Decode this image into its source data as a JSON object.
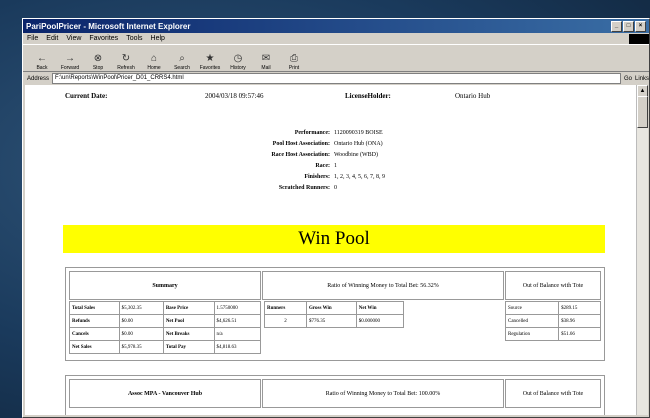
{
  "window": {
    "title": "PariPoolPricer - Microsoft Internet Explorer",
    "menu": [
      "File",
      "Edit",
      "View",
      "Favorites",
      "Tools",
      "Help"
    ],
    "toolbar": [
      "Back",
      "Forward",
      "Stop",
      "Refresh",
      "Home",
      "Search",
      "Favorites",
      "History",
      "Mail",
      "Print"
    ],
    "address_label": "Address",
    "address_value": "F:\\un\\Reports\\WinPool\\Pricer_D01_CRRS4.html",
    "go_label": "Go",
    "links_label": "Links"
  },
  "report": {
    "current_date_label": "Current Date:",
    "current_date_value": "2004/03/18 09:57:46",
    "license_holder_label": "LicenseHolder:",
    "license_holder_value": "Ontario Hub",
    "info": [
      {
        "label": "Performance:",
        "value": "1120090319 BOISE"
      },
      {
        "label": "Pool Host Association:",
        "value": "Ontario Hub (ONA)"
      },
      {
        "label": "Race Host Association:",
        "value": "Woodbine (WBD)"
      },
      {
        "label": "Race:",
        "value": "1"
      },
      {
        "label": "Finishers:",
        "value": "1, 2, 3, 4, 5, 6, 7, 8, 9"
      },
      {
        "label": "Scratched Runners:",
        "value": "0"
      }
    ],
    "banner": "Win Pool",
    "panel1": {
      "summary_title": "Summary",
      "ratio_text": "Ratio of Winning Money to Total Bet: 56.32%",
      "oob_title": "Out of Balance with Tote",
      "summary_rows": [
        [
          "Total Sales",
          "$5,302.35",
          "Base Price",
          "1.5750000"
        ],
        [
          "Refunds",
          "$0.00",
          "Net Pool",
          "$4,626.51"
        ],
        [
          "Cancels",
          "$0.00",
          "Net Breaks",
          "n/a"
        ],
        [
          "Net Sales",
          "$5,978.35",
          "Total Pay",
          "$4,818.63"
        ]
      ],
      "winner_headers": [
        "Runners",
        "Gross Win",
        "Net Win"
      ],
      "winner_rows": [
        [
          "2",
          "$776.35",
          "$0.000000"
        ]
      ],
      "oob_rows": [
        [
          "Source",
          "$289.15"
        ],
        [
          "Cancelled",
          "$38.96"
        ],
        [
          "Regulation",
          "$51.66"
        ]
      ]
    },
    "panel2": {
      "title": "Assoc MPA - Vancouver Hub",
      "ratio_text": "Ratio of Winning Money to Total Bet: 100.00%",
      "oob_title": "Out of Balance with Tote"
    }
  }
}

§ **STATED EXERCISE**
Every line of the data above should be quoted exactly. Omit the pictures.

§ **TASK RESPONSE**
Decode this image into its source data as a JSON object.
{
  "window": {
    "title": "PariPoolPricer - Microsoft Internet Explorer",
    "menu": [
      "File",
      "Edit",
      "View",
      "Favorites",
      "Tools",
      "Help"
    ],
    "toolbar": [
      "Back",
      "Forward",
      "Stop",
      "Refresh",
      "Home",
      "Search",
      "Favorites",
      "History",
      "Mail",
      "Print"
    ],
    "address_label": "Address",
    "address_value": "F:\\un\\Reports\\WinPool\\Pricer_D01_CRRS4.html",
    "go_label": "Go",
    "links_label": "Links"
  },
  "report": {
    "current_date_label": "Current Date:",
    "current_date_value": "2004/03/18 09:57:46",
    "license_holder_label": "LicenseHolder:",
    "license_holder_value": "Ontario Hub",
    "info": [
      {
        "label": "Performance:",
        "value": "1120090319 BOISE"
      },
      {
        "label": "Pool Host Association:",
        "value": "Ontario Hub (ONA)"
      },
      {
        "label": "Race Host Association:",
        "value": "Woodbine (WBD)"
      },
      {
        "label": "Race:",
        "value": "1"
      },
      {
        "label": "Finishers:",
        "value": "1, 2, 3, 4, 5, 6, 7, 8, 9"
      },
      {
        "label": "Scratched Runners:",
        "value": "0"
      }
    ],
    "banner": "Win Pool",
    "panel1": {
      "summary_title": "Summary",
      "ratio_text": "Ratio of Winning Money to Total Bet: 56.32%",
      "oob_title": "Out of Balance with Tote",
      "summary_rows": [
        [
          "Total Sales",
          "$5,302.35",
          "Base Price",
          "1.5750000"
        ],
        [
          "Refunds",
          "$0.00",
          "Net Pool",
          "$4,626.51"
        ],
        [
          "Cancels",
          "$0.00",
          "Net Breaks",
          "n/a"
        ],
        [
          "Net Sales",
          "$5,978.35",
          "Total Pay",
          "$4,818.63"
        ]
      ],
      "winner_headers": [
        "Runners",
        "Gross Win",
        "Net Win"
      ],
      "winner_rows": [
        [
          "2",
          "$776.35",
          "$0.000000"
        ]
      ],
      "oob_rows": [
        [
          "Source",
          "$289.15"
        ],
        [
          "Cancelled",
          "$38.96"
        ],
        [
          "Regulation",
          "$51.66"
        ]
      ]
    },
    "panel2": {
      "title": "Assoc MPA - Vancouver Hub",
      "ratio_text": "Ratio of Winning Money to Total Bet: 100.00%",
      "oob_title": "Out of Balance with Tote"
    }
  }
}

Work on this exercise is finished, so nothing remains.